## Data listing:
====
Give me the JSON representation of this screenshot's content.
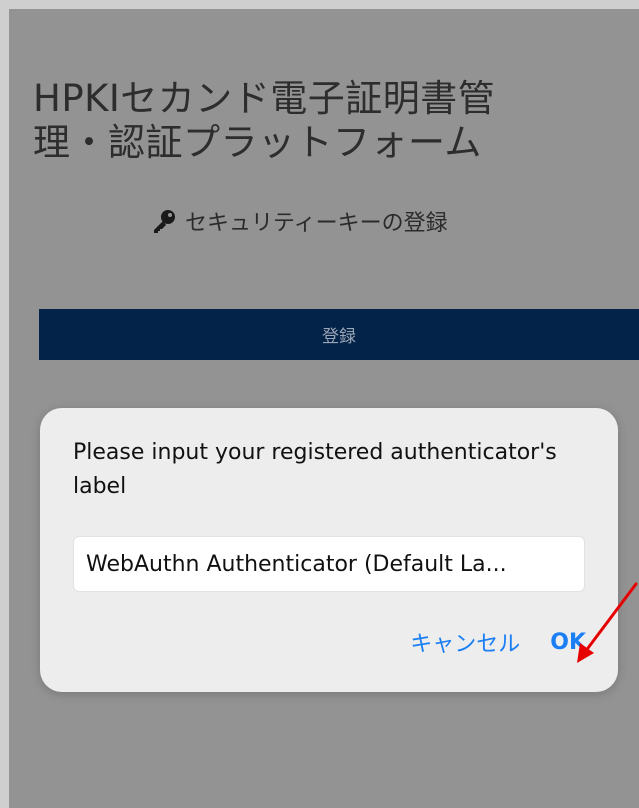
{
  "app": {
    "title": "HPKIセカンド電子証明書管理・認証プラットフォーム"
  },
  "page": {
    "subtitle": "セキュリティーキーの登録",
    "subtitle_icon": "key-icon",
    "register_button_label": "登録"
  },
  "dialog": {
    "message": "Please input your registered authenticator's label",
    "input_value": "WebAuthn Authenticator (Default La...",
    "cancel_label": "キャンセル",
    "ok_label": "OK"
  },
  "annotation": {
    "type": "red-arrow",
    "points_to": "ok-button",
    "color": "#e60000"
  },
  "colors": {
    "background_overlay": "#939393",
    "button_navy": "#042348",
    "dialog_bg": "#ededed",
    "link_blue": "#1a7ef5"
  }
}
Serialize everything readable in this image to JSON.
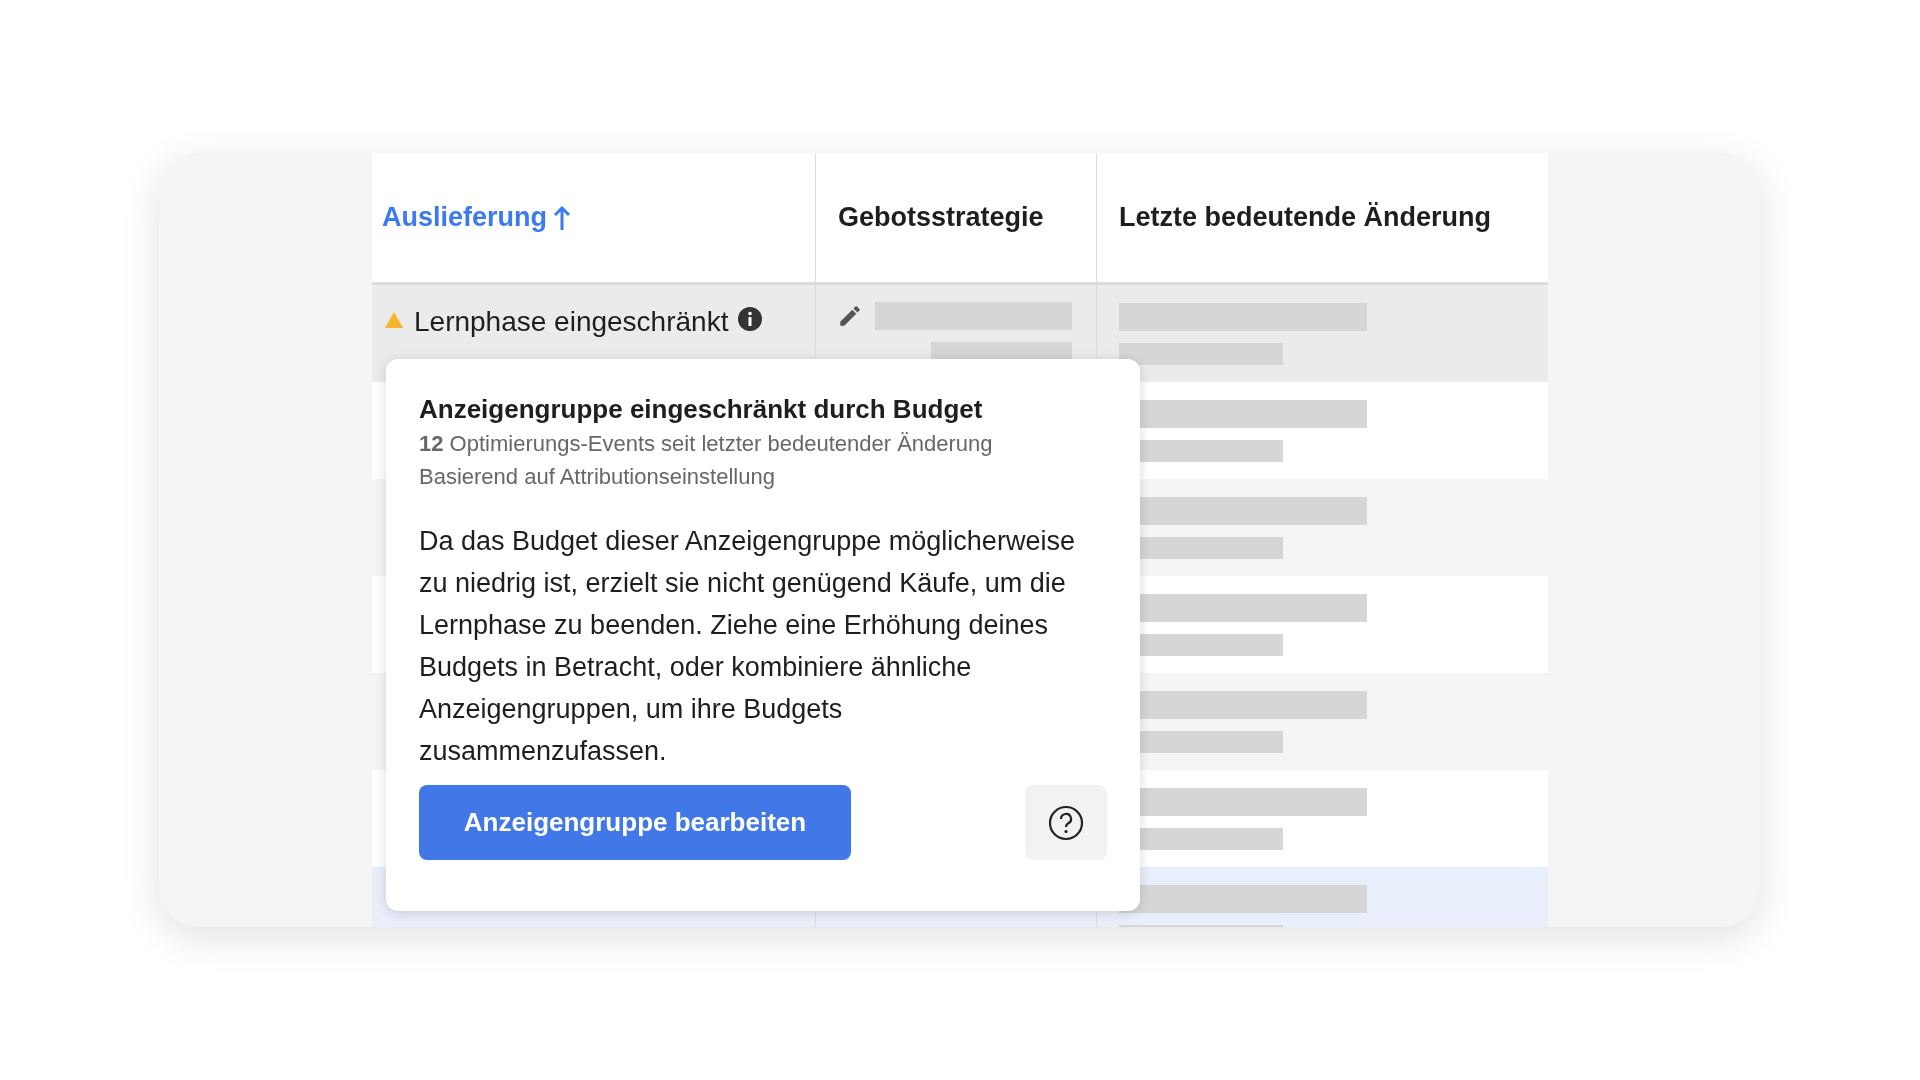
{
  "table": {
    "columns": [
      {
        "label": "Auslieferung",
        "sorted": true
      },
      {
        "label": "Gebotsstrategie",
        "sorted": false
      },
      {
        "label": "Letzte bedeutende Änderung",
        "sorted": false
      }
    ],
    "rows": [
      {
        "status": "Lernphase eingeschränkt",
        "selected": false
      },
      {
        "selected": false
      },
      {
        "selected": false
      },
      {
        "selected": false
      },
      {
        "selected": false
      },
      {
        "selected": false
      },
      {
        "selected": true
      }
    ]
  },
  "tooltip": {
    "title": "Anzeigengruppe eingeschränkt durch Budget",
    "details": [
      "**12** Optimierungs-Events seit letzter bedeutender Änderung",
      "Basierend auf Attributionseinstellung"
    ],
    "body": "Da das Budget dieser Anzeigengruppe möglicherweise zu niedrig ist, erzielt sie nicht genügend Käufe, um die Lernphase zu beenden. Ziehe eine Erhöhung deines Budgets in Betracht, oder kombiniere ähnliche Anzeigengruppen, um ihre Budgets zusammenzufassen.",
    "button": "Anzeigengruppe bearbeiten"
  }
}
====
## Problem to solve:
Images in the data above are to be skipped. Retype all other material exactly.

## Solution to the problem:
Give me the JSON representation of this screenshot's content.
{
  "app": {
    "title": "HPKIセカンド電子証明書管理・認証プラットフォーム"
  },
  "page": {
    "subtitle": "セキュリティーキーの登録",
    "subtitle_icon": "key-icon",
    "register_button_label": "登録"
  },
  "dialog": {
    "message": "Please input your registered authenticator's label",
    "input_value": "WebAuthn Authenticator (Default La...",
    "cancel_label": "キャンセル",
    "ok_label": "OK"
  },
  "annotation": {
    "type": "red-arrow",
    "points_to": "ok-button",
    "color": "#e60000"
  },
  "colors": {
    "background_overlay": "#939393",
    "button_navy": "#042348",
    "dialog_bg": "#ededed",
    "link_blue": "#1a7ef5"
  }
}
Serialize everything readable in this image to JSON.
{
  "table": {
    "columns": [
      {
        "label": "Auslieferung",
        "sorted": true
      },
      {
        "label": "Gebotsstrategie",
        "sorted": false
      },
      {
        "label": "Letzte bedeutende Änderung",
        "sorted": false
      }
    ],
    "rows": [
      {
        "status": "Lernphase eingeschränkt",
        "selected": false
      },
      {
        "selected": false
      },
      {
        "selected": false
      },
      {
        "selected": false
      },
      {
        "selected": false
      },
      {
        "selected": false
      },
      {
        "selected": true
      }
    ]
  },
  "tooltip": {
    "title": "Anzeigengruppe eingeschränkt durch Budget",
    "details": [
      "**12** Optimierungs-Events seit letzter bedeutender Änderung",
      "Basierend auf Attributionseinstellung"
    ],
    "body": "Da das Budget dieser Anzeigengruppe möglicherweise zu niedrig ist, erzielt sie nicht genügend Käufe, um die Lernphase zu beenden. Ziehe eine Erhöhung deines Budgets in Betracht, oder kombiniere ähnliche Anzeigengruppen, um ihre Budgets zusammenzufassen.",
    "button": "Anzeigengruppe bearbeiten"
  }
}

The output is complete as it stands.